● **Dataset**
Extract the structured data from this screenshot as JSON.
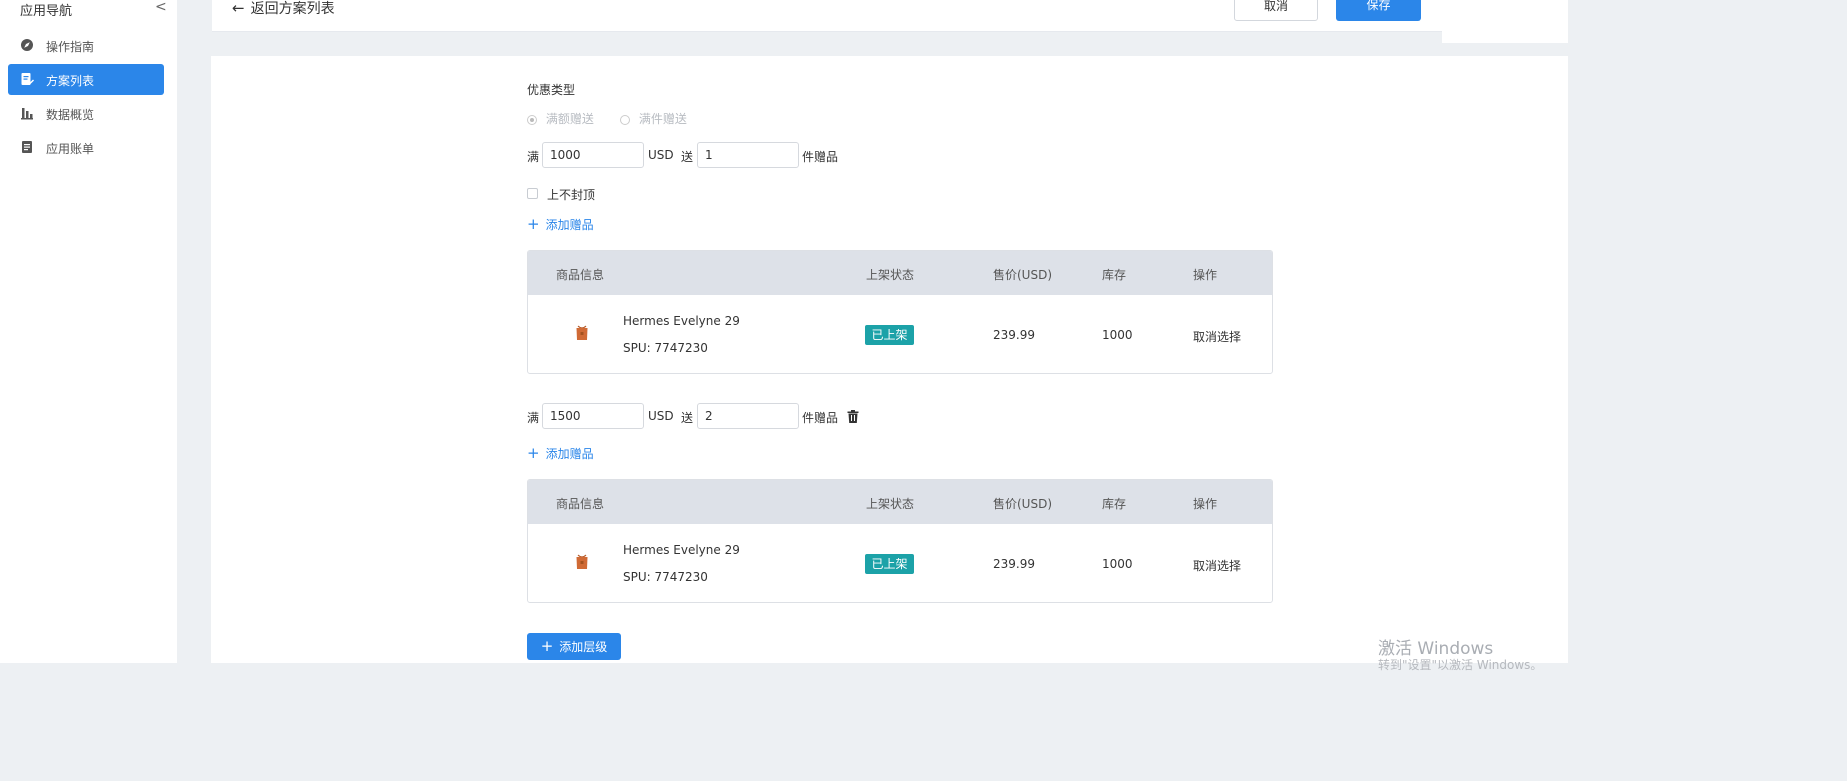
{
  "sidebar": {
    "title": "应用导航",
    "collapse_glyph": "<",
    "items": [
      {
        "label": "操作指南",
        "icon": "compass-icon"
      },
      {
        "label": "方案列表",
        "icon": "document-edit-icon",
        "active": true
      },
      {
        "label": "数据概览",
        "icon": "bar-chart-icon"
      },
      {
        "label": "应用账单",
        "icon": "bill-icon"
      }
    ]
  },
  "header": {
    "back_label": "返回方案列表",
    "cancel_label": "取消",
    "save_label": "保存"
  },
  "form": {
    "discount_type_label": "优惠类型",
    "discount_options": [
      "满额赠送",
      "满件赠送"
    ],
    "selected_option": "满额赠送",
    "man": "满",
    "usd": "USD",
    "song": "送",
    "gift_unit": "件赠品",
    "no_cap_label": "上不封顶",
    "add_gift_label": "添加赠品",
    "add_level_label": "添加层级"
  },
  "tiers": [
    {
      "amount": "1000",
      "gift_count": "1",
      "deletable": false
    },
    {
      "amount": "1500",
      "gift_count": "2",
      "deletable": true
    }
  ],
  "table": {
    "headers": [
      "商品信息",
      "上架状态",
      "售价(USD)",
      "库存",
      "操作"
    ],
    "row": {
      "name": "Hermes Evelyne 29",
      "spu": "SPU: 7747230",
      "status": "已上架",
      "price": "239.99",
      "stock": "1000",
      "action": "取消选择"
    }
  },
  "colors": {
    "accent": "#2b86e9",
    "status_badge": "#1ca2a8",
    "table_header": "#dde1e8"
  },
  "watermark": {
    "line1": "激活 Windows",
    "line2": "转到\"设置\"以激活 Windows。"
  }
}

● **Aim**
Write the listing above out again exactly, dropping each image.

● **Answer for this exercise**
Extract the structured data from this screenshot as JSON.
{
  "sidebar": {
    "title": "应用导航",
    "collapse_glyph": "<",
    "items": [
      {
        "label": "操作指南",
        "icon": "compass-icon"
      },
      {
        "label": "方案列表",
        "icon": "document-edit-icon",
        "active": true
      },
      {
        "label": "数据概览",
        "icon": "bar-chart-icon"
      },
      {
        "label": "应用账单",
        "icon": "bill-icon"
      }
    ]
  },
  "header": {
    "back_label": "返回方案列表",
    "cancel_label": "取消",
    "save_label": "保存"
  },
  "form": {
    "discount_type_label": "优惠类型",
    "discount_options": [
      "满额赠送",
      "满件赠送"
    ],
    "selected_option": "满额赠送",
    "man": "满",
    "usd": "USD",
    "song": "送",
    "gift_unit": "件赠品",
    "no_cap_label": "上不封顶",
    "add_gift_label": "添加赠品",
    "add_level_label": "添加层级"
  },
  "tiers": [
    {
      "amount": "1000",
      "gift_count": "1",
      "deletable": false
    },
    {
      "amount": "1500",
      "gift_count": "2",
      "deletable": true
    }
  ],
  "table": {
    "headers": [
      "商品信息",
      "上架状态",
      "售价(USD)",
      "库存",
      "操作"
    ],
    "row": {
      "name": "Hermes Evelyne 29",
      "spu": "SPU: 7747230",
      "status": "已上架",
      "price": "239.99",
      "stock": "1000",
      "action": "取消选择"
    }
  },
  "colors": {
    "accent": "#2b86e9",
    "status_badge": "#1ca2a8",
    "table_header": "#dde1e8"
  },
  "watermark": {
    "line1": "激活 Windows",
    "line2": "转到\"设置\"以激活 Windows。"
  }
}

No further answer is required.